PROVIDED TEXT |
###

Welcome to the Forest Flyer, a quarterly news update from the United States Forest Service International Programs Africa & Middle East Team. To view previous issues of this newsletter, please click here. For more information about our programs, contact Kathleen Sheridan, Assistant Director, at kathleen.sheridan@usda.gov.
FALL 2021
To determine how to best manage its elephant population and the landscapes where they roam, Nkhotakota Wildlife Reserve needed data. Specifically, it wanted to know how well the elephants they recently translocated to the reserve were doing. What was their population growth? and what was their projected growth?

We were happy to partner with Nkhotakota, African Parks and USAID Malawi to provide the information they needed.

Read our Elephant Abundance Assessment to learn about what hundreds of camera traps and a random encounter model can tell us.

###

QUESTIONS ON THE MATERIAL |
- A) List every organization named in the Forest Flyer newsletter text.
- B) According to the Forest Flyer newsletter text, who should be contacted for more information about the programs, and what is that person's title?
- C) Write the next part of the Forest Flyer newsletter text, starting after its last sentence.

###

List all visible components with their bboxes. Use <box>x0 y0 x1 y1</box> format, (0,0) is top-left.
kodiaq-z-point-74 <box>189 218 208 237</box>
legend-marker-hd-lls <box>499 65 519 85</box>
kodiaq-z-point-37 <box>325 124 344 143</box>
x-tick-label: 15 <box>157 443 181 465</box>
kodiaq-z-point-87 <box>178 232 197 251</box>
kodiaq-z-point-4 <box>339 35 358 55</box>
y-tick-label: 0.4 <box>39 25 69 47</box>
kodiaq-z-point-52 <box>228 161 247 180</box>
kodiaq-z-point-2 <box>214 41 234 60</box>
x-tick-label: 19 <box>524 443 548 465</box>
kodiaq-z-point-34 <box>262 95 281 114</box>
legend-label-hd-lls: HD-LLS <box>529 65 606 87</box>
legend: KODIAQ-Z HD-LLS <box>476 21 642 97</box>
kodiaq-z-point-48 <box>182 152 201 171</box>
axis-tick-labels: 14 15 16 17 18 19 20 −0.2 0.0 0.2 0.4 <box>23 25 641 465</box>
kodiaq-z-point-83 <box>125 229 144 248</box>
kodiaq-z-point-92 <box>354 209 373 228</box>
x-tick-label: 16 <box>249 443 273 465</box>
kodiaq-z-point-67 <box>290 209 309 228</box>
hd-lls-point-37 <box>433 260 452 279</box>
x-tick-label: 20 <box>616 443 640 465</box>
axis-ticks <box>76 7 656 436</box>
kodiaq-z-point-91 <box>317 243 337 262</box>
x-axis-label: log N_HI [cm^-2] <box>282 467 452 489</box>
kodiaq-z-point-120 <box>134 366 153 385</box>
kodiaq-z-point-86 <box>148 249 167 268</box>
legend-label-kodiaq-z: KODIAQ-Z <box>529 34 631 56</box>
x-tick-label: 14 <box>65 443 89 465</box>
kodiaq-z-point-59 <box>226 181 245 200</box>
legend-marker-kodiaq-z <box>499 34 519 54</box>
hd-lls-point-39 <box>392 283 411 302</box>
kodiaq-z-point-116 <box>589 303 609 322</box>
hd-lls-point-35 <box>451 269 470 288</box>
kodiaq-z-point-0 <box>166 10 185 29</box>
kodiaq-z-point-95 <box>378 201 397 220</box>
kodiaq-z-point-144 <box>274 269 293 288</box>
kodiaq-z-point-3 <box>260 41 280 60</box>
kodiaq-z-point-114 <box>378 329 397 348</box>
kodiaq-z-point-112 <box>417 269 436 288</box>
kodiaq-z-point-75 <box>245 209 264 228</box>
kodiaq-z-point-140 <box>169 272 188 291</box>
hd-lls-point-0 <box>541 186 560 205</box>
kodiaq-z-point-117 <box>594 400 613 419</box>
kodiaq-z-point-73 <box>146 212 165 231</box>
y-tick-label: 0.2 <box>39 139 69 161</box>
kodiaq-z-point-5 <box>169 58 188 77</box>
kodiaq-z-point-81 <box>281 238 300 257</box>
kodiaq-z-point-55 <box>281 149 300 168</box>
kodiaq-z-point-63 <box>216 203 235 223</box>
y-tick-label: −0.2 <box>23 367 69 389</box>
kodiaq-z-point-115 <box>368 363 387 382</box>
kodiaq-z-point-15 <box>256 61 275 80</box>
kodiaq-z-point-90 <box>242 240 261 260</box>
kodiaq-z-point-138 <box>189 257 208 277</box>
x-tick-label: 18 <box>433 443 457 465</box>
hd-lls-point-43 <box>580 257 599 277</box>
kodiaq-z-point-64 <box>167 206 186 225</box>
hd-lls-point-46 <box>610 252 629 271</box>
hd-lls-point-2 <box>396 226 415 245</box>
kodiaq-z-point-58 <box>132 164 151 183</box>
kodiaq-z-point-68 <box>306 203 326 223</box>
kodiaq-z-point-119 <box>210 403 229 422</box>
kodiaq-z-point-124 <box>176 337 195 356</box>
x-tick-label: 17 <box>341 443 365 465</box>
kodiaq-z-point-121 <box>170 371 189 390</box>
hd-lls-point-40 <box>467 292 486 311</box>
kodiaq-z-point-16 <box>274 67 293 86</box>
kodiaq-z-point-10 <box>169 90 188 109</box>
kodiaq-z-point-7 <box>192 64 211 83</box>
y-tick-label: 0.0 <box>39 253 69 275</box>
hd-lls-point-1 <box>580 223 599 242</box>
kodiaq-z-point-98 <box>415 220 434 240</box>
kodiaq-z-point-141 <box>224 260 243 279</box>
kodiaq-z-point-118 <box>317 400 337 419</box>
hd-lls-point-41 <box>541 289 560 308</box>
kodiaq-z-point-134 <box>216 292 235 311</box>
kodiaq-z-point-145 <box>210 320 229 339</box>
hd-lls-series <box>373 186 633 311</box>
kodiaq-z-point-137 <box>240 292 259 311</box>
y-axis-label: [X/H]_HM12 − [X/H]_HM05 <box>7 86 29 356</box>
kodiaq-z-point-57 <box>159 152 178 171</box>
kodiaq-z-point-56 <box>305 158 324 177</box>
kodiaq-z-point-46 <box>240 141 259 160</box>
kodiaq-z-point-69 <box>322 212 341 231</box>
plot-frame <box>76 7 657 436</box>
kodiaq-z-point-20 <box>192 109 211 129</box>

###

ANSWERS TO EACH TASK |
- A)
- United States Forest Service (International Programs Africa & Middle East Team)
- Nkhotakota Wildlife Reserve
- African Parks
- USAID Malawi

- B) Kathleen Sheridan, Assistant Director.

- C)
A first assessment of restoration impact on soil moisture and water balance in Jordan's rangelands
In Jordan’s rangeland ecosystems, recurring droughts, unsuitable agriculture and overgrazing have led to vegetation and soil degradation. The resulting surface crusting negatively affects rainwater retention and infiltration, speeding up both surface runoff and soil erosion.

The U.S. Forest Service is working with Jordanian partners to stop excessive water runoff and increase soil moisture, leading to groundwater recharge.

Read about how we enable water retention and the success we've had so far.

We recently completed a Zimbabwe ecosystem assessment to provide a better understanding of the pressures facing Zimbabwe's natural landscape and to examine how these pressures might affect the provision of critical ecosystem services. Click below to view a snapshot of the assessment.
Zimbabwe’s rich natural landscape provides ecosystem services at multiple spatial scales: from soil and timber locally, to water provision regionally, to carbon storage and tourism globally. Natural landscapes also provide critical resources for subsistence and income for rural and urban communities.

Understanding the quantity and patterns of ecosystem services is important for ensuring their long-term provision.
Zimbabwe’s natural ecosystems and the services they provide are experiencing increasing pressure from agricultural development, urbanization, wildfire, and mining. This is concerning as substitutes for ecosystem services can be costly or completely unavailable.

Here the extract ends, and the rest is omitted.